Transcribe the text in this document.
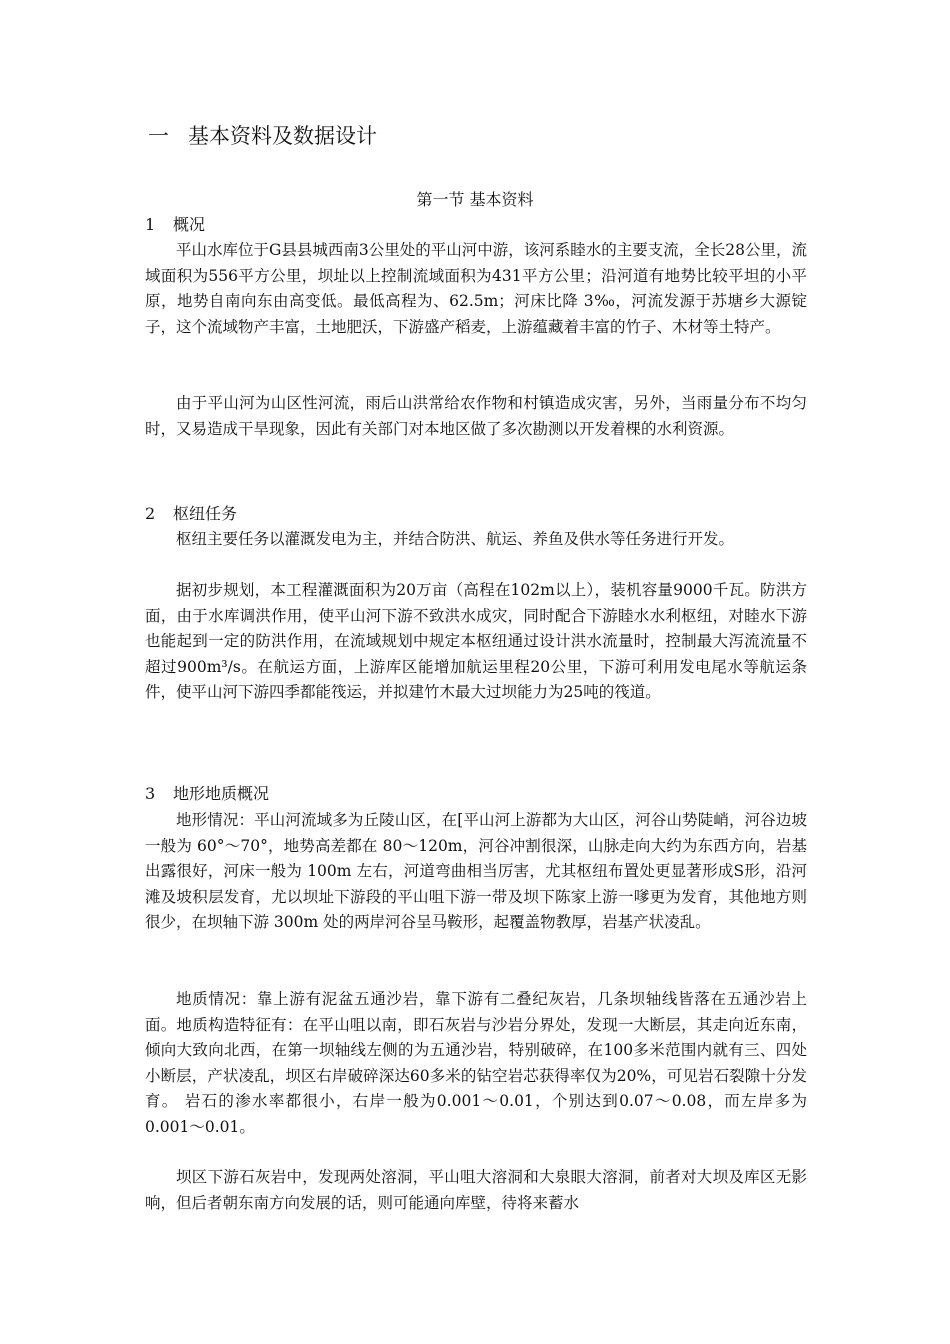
一 基本资料及数据设计
第一节 基本资料
1 概况
平山水库位于G县县城西南3公里处的平山河中游，该河系睦水的主要支流，全长28公里，流域面积为556平方公里，坝址以上控制流域面积为431平方公里；沿河道有地势比较平坦的小平原，地势自南向东由高变低。最低高程为、62.5m；河床比降 3‰，河流发源于苏塘乡大源锭子，这个流域物产丰富，土地肥沃，下游盛产稻麦，上游蕴藏着丰富的竹子、木材等土特产。
由于平山河为山区性河流，雨后山洪常给农作物和村镇造成灾害，另外，当雨量分布不均匀时，又易造成干旱现象，因此有关部门对本地区做了多次勘测以开发着棵的水利资源。
2 枢纽任务
枢纽主要任务以灌溉发电为主，并结合防洪、航运、养鱼及供水等任务进行开发。
据初步规划，本工程灌溉面积为20万亩（高程在102m以上），装机容量9000千瓦。防洪方面，由于水库调洪作用，使平山河下游不致洪水成灾，同时配合下游睦水水利枢纽，对睦水下游也能起到一定的防洪作用，在流域规划中规定本枢纽通过设计洪水流量时，控制最大泻流流量不超过900m³/s。在航运方面，上游库区能增加航运里程20公里，下游可利用发电尾水等航运条件，使平山河下游四季都能筏运，并拟建竹木最大过坝能力为25吨的筏道。
3 地形地质概况
地形情况：平山河流域多为丘陵山区，在[平山河上游都为大山区，河谷山势陡峭，河谷边坡一般为 60°～70°，地势高差都在 80～120m，河谷冲割很深，山脉走向大约为东西方向，岩基出露很好，河床一般为 100m 左右，河道弯曲相当厉害，尤其枢纽布置处更显著形成S形，沿河滩及坡积层发育，尤以坝址下游段的平山咀下游一带及坝下陈家上游一嗲更为发育，其他地方则很少，在坝轴下游 300m 处的两岸河谷呈马鞍形，起覆盖物教厚，岩基产状凌乱。
地质情况：靠上游有泥盆五通沙岩，靠下游有二叠纪灰岩，几条坝轴线皆落在五通沙岩上面。地质构造特征有：在平山咀以南，即石灰岩与沙岩分界处，发现一大断层，其走向近东南，倾向大致向北西，在第一坝轴线左侧的为五通沙岩，特别破碎，在100多米范围内就有三、四处小断层，产状凌乱，坝区右岸破碎深达60多米的钻空岩芯获得率仅为20%，可见岩石裂隙十分发育。 岩石的渗水率都很小，右岸一般为0.001～0.01，个别达到0.07～0.08，而左岸多为0.001～0.01。
坝区下游石灰岩中，发现两处溶洞，平山咀大溶洞和大泉眼大溶洞，前者对大坝及库区无影响，但后者朝东南方向发展的话，则可能通向库壁，待将来蓄水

#### [WHAT YOU SHOULD DO]
Leaving all pictures aside, quote each record exactly.

#### [THE OUTPUT]
Transcribe the text in this document.
一 基本资料及数据设计
第一节 基本资料
1 概况
平山水库位于G县县城西南3公里处的平山河中游，该河系睦水的主要支流，全长28公里，流域面积为556平方公里，坝址以上控制流域面积为431平方公里；沿河道有地势比较平坦的小平原，地势自南向东由高变低。最低高程为、62.5m；河床比降 3‰，河流发源于苏塘乡大源锭子，这个流域物产丰富，土地肥沃，下游盛产稻麦，上游蕴藏着丰富的竹子、木材等土特产。
由于平山河为山区性河流，雨后山洪常给农作物和村镇造成灾害，另外，当雨量分布不均匀时，又易造成干旱现象，因此有关部门对本地区做了多次勘测以开发着棵的水利资源。
2 枢纽任务
枢纽主要任务以灌溉发电为主，并结合防洪、航运、养鱼及供水等任务进行开发。
据初步规划，本工程灌溉面积为20万亩（高程在102m以上），装机容量9000千瓦。防洪方面，由于水库调洪作用，使平山河下游不致洪水成灾，同时配合下游睦水水利枢纽，对睦水下游也能起到一定的防洪作用，在流域规划中规定本枢纽通过设计洪水流量时，控制最大泻流流量不超过900m³/s。在航运方面，上游库区能增加航运里程20公里，下游可利用发电尾水等航运条件，使平山河下游四季都能筏运，并拟建竹木最大过坝能力为25吨的筏道。
3 地形地质概况
地形情况：平山河流域多为丘陵山区，在[平山河上游都为大山区，河谷山势陡峭，河谷边坡一般为 60°～70°，地势高差都在 80～120m，河谷冲割很深，山脉走向大约为东西方向，岩基出露很好，河床一般为 100m 左右，河道弯曲相当厉害，尤其枢纽布置处更显著形成S形，沿河滩及坡积层发育，尤以坝址下游段的平山咀下游一带及坝下陈家上游一嗲更为发育，其他地方则很少，在坝轴下游 300m 处的两岸河谷呈马鞍形，起覆盖物教厚，岩基产状凌乱。
地质情况：靠上游有泥盆五通沙岩，靠下游有二叠纪灰岩，几条坝轴线皆落在五通沙岩上面。地质构造特征有：在平山咀以南，即石灰岩与沙岩分界处，发现一大断层，其走向近东南，倾向大致向北西，在第一坝轴线左侧的为五通沙岩，特别破碎，在100多米范围内就有三、四处小断层，产状凌乱，坝区右岸破碎深达60多米的钻空岩芯获得率仅为20%，可见岩石裂隙十分发育。 岩石的渗水率都很小，右岸一般为0.001～0.01，个别达到0.07～0.08，而左岸多为0.001～0.01。
坝区下游石灰岩中，发现两处溶洞，平山咀大溶洞和大泉眼大溶洞，前者对大坝及库区无影响，但后者朝东南方向发展的话，则可能通向库壁，待将来蓄水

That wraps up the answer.